## TASK DETAILS
Check each line below for the word "values", and copy those that have it.

## MATERIALS PROVIDED
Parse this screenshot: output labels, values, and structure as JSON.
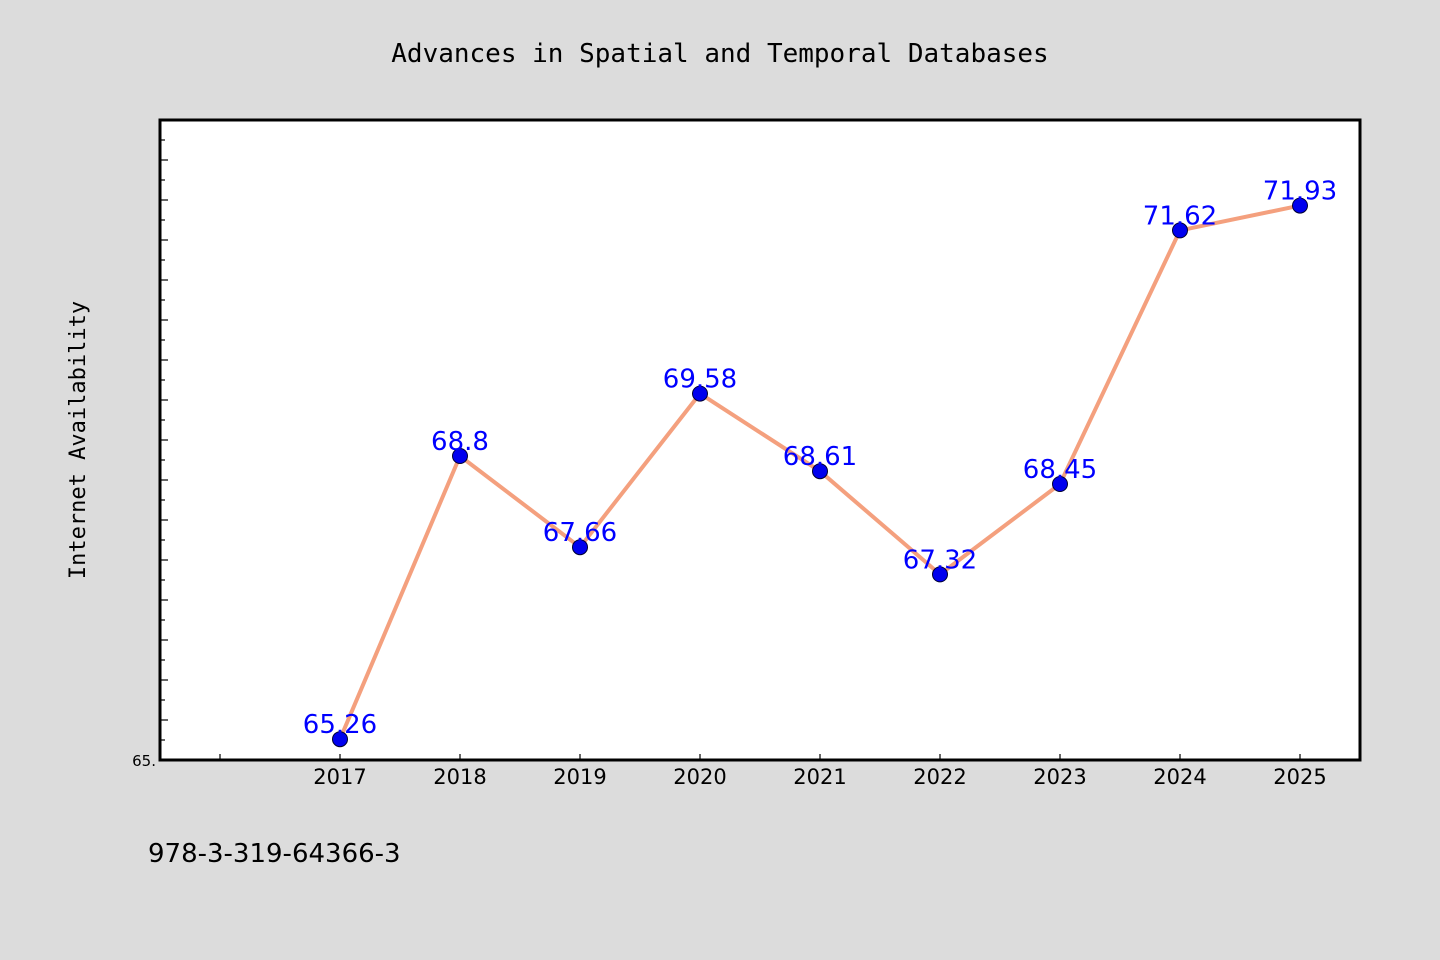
{
  "chart_data": {
    "type": "line",
    "title": "Advances in Spatial and Temporal Databases",
    "xlabel": "",
    "ylabel": "Internet Availability",
    "categories": [
      "2017",
      "2018",
      "2019",
      "2020",
      "2021",
      "2022",
      "2023",
      "2024",
      "2025"
    ],
    "series": [
      {
        "values": [
          65.26,
          68.8,
          67.66,
          69.58,
          68.61,
          67.32,
          68.45,
          71.62,
          71.93
        ]
      }
    ],
    "data_labels": [
      "65.26",
      "68.8",
      "67.66",
      "69.58",
      "68.61",
      "67.32",
      "68.45",
      "71.62",
      "71.93"
    ],
    "y_tick_labels": [
      "65."
    ],
    "ylim": [
      65.0,
      73.0
    ],
    "grid": false,
    "legend": "none",
    "footnote": "978-3-319-64366-3"
  },
  "colors": {
    "background": "#dcdcdc",
    "plot_background": "#ffffff",
    "line": "#f4a07e",
    "marker": "#0000ee",
    "data_label": "#0000ff",
    "axis": "#000000"
  }
}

## RESULT FOR THIS TASK
Parse this screenshot: output labels, values, and structure as JSON.
        "values": [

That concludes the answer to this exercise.